What to do:
Your copy should be exact, beginning at the line containing "Give me the" and ending at the line containing "Decode this image", with both lines kept and every picture dropped.
━━━ Input material ━━━
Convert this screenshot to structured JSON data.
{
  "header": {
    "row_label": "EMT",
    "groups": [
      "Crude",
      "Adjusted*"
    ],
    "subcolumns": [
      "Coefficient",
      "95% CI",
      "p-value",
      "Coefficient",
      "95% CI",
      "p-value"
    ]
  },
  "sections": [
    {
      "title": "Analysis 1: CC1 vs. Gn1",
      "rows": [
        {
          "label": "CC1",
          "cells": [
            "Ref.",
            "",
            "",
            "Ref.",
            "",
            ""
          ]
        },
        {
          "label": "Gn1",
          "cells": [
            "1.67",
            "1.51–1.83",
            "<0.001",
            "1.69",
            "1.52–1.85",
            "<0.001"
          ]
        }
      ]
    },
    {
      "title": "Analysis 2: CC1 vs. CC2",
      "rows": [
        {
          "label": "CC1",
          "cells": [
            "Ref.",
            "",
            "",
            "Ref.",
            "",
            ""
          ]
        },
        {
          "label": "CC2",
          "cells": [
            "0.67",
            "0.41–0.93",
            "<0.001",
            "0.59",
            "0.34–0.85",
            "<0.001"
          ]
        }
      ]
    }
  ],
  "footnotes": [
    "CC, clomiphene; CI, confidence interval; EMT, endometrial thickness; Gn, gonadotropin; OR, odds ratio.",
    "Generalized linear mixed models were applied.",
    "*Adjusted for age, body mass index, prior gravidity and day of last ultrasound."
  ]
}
━━━
━━━ Input material ━━━
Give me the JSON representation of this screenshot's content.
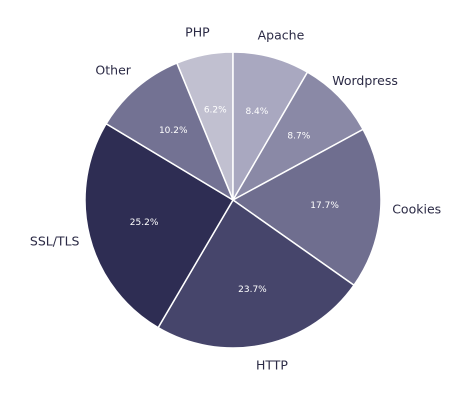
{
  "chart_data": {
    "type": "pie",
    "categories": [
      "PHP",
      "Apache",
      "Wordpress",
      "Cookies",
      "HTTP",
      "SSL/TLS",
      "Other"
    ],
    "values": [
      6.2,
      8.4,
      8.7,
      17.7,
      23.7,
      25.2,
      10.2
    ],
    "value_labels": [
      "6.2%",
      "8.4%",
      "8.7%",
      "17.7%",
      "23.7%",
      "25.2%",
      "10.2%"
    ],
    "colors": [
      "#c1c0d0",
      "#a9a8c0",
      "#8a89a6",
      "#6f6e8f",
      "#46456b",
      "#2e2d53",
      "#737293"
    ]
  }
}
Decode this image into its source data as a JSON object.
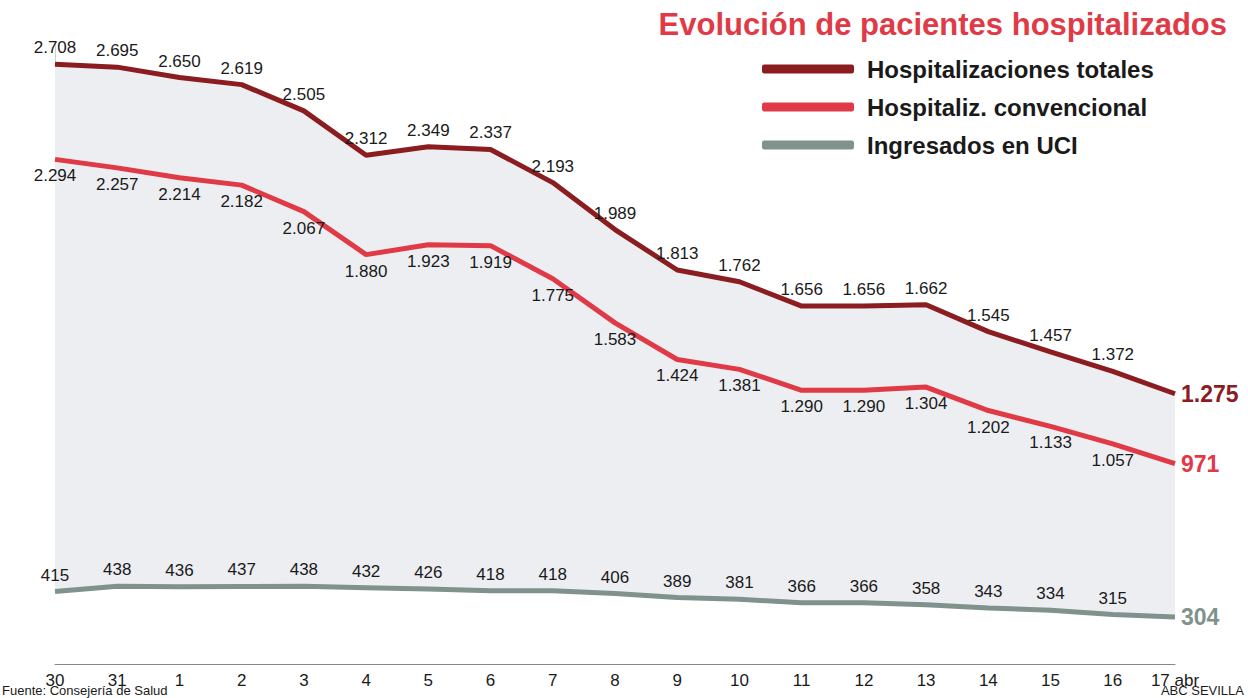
━━━
Task solution:
Give me the JSON representation of this screenshot's content.
{
  "chart_data": {
    "type": "pie",
    "categories": [
      "PHP",
      "Apache",
      "Wordpress",
      "Cookies",
      "HTTP",
      "SSL/TLS",
      "Other"
    ],
    "values": [
      6.2,
      8.4,
      8.7,
      17.7,
      23.7,
      25.2,
      10.2
    ],
    "value_labels": [
      "6.2%",
      "8.4%",
      "8.7%",
      "17.7%",
      "23.7%",
      "25.2%",
      "10.2%"
    ],
    "colors": [
      "#c1c0d0",
      "#a9a8c0",
      "#8a89a6",
      "#6f6e8f",
      "#46456b",
      "#2e2d53",
      "#737293"
    ]
  }
}
Decode this image into its source data as a JSON object.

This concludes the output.